* **EXERCISE DETAILS**: Your answer should be only a number: how many lines include the word "title".

============================================================

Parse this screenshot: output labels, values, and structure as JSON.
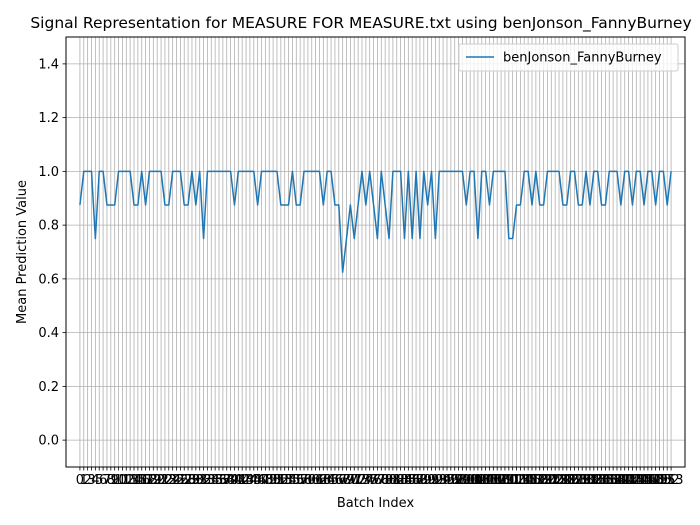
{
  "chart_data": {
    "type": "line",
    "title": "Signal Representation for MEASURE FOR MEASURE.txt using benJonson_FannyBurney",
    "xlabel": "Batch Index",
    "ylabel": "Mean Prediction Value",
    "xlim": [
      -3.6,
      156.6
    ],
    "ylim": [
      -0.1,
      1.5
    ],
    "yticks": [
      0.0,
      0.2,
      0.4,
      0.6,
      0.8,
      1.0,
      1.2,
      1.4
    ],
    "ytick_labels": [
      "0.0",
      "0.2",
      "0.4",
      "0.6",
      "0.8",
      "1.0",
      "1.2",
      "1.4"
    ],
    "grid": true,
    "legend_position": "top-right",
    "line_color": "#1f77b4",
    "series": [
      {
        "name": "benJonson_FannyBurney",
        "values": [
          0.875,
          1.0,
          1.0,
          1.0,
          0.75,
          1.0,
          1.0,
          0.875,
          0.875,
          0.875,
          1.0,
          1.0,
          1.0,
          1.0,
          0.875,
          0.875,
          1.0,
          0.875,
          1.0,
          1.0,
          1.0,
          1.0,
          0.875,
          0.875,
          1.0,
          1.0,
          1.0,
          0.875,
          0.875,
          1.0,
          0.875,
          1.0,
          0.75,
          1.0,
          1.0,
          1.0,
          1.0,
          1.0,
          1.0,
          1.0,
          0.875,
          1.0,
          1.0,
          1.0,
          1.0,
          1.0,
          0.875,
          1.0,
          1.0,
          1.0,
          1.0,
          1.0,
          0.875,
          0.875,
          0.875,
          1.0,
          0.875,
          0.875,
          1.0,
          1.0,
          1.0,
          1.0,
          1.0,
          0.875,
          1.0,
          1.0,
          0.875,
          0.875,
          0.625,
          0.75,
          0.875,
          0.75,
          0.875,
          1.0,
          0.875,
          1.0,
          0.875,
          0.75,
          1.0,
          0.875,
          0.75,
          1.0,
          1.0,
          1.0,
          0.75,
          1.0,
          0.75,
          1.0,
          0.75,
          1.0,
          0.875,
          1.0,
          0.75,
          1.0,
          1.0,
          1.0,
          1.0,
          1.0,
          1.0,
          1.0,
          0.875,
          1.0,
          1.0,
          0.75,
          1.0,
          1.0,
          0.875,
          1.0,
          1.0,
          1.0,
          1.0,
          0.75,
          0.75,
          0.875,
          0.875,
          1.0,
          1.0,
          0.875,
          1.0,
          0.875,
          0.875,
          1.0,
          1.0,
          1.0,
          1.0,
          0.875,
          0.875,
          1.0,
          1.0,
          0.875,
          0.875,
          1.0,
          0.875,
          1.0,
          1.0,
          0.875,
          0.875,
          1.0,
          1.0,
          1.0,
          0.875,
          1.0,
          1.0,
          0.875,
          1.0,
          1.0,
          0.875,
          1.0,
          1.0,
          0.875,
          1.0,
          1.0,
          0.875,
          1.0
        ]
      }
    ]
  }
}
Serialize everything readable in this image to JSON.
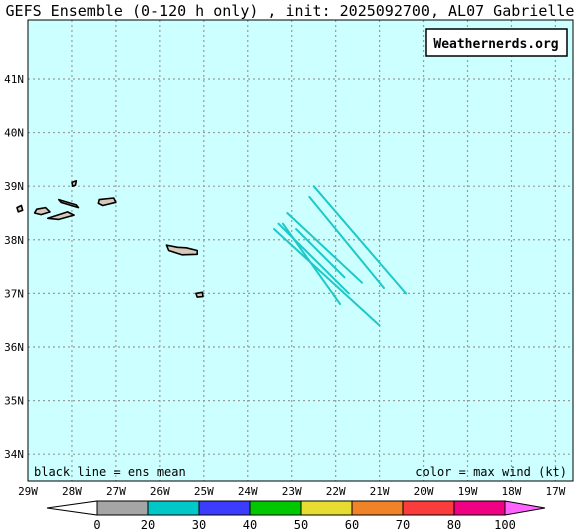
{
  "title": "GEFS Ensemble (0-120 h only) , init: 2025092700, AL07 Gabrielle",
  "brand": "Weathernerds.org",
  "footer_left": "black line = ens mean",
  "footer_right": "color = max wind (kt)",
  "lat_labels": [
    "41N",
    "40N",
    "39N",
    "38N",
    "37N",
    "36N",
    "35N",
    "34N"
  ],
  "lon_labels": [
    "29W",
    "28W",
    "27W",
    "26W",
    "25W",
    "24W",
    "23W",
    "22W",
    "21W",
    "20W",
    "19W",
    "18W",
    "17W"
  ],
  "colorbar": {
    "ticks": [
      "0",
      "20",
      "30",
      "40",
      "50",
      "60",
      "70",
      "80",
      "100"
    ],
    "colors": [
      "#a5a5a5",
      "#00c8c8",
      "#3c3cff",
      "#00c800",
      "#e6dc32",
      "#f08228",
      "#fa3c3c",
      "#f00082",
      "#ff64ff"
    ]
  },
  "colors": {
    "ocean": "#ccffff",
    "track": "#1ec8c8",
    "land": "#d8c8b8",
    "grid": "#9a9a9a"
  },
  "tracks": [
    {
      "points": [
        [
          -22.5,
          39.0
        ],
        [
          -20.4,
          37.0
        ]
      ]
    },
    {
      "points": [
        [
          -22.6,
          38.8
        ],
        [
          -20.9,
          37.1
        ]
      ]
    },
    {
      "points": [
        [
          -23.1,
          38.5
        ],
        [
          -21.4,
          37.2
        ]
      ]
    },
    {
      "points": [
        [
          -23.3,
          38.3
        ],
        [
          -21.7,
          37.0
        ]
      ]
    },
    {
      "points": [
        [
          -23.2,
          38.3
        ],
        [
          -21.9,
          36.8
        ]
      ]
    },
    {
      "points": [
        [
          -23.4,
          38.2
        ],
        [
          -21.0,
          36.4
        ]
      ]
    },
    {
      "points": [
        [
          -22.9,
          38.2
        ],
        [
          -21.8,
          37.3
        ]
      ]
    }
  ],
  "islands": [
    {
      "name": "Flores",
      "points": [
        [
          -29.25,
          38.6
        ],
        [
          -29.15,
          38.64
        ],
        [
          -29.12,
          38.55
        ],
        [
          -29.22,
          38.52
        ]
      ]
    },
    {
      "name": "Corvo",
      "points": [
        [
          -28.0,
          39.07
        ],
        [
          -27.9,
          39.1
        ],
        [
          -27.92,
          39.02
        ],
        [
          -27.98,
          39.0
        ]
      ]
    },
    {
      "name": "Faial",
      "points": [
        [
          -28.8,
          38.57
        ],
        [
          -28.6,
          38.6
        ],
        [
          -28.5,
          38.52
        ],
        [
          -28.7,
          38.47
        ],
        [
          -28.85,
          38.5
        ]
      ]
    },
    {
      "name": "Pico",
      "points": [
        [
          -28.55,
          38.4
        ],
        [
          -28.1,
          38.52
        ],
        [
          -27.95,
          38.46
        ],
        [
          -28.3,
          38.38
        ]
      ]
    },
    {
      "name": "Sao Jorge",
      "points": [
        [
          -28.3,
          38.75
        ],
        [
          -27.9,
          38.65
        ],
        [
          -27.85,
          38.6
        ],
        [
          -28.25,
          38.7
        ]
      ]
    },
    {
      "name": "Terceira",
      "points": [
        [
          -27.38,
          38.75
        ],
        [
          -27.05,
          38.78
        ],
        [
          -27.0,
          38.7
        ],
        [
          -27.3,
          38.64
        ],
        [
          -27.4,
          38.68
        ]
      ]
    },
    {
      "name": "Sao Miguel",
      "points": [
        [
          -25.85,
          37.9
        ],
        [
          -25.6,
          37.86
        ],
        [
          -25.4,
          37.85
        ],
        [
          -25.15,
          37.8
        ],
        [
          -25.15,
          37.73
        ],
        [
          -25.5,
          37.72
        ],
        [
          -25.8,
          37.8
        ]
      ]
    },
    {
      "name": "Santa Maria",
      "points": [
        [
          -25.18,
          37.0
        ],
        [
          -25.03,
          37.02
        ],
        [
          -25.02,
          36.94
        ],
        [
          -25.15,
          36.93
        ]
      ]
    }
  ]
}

============================================================

* **ANSWER TO THIS TASK**: 2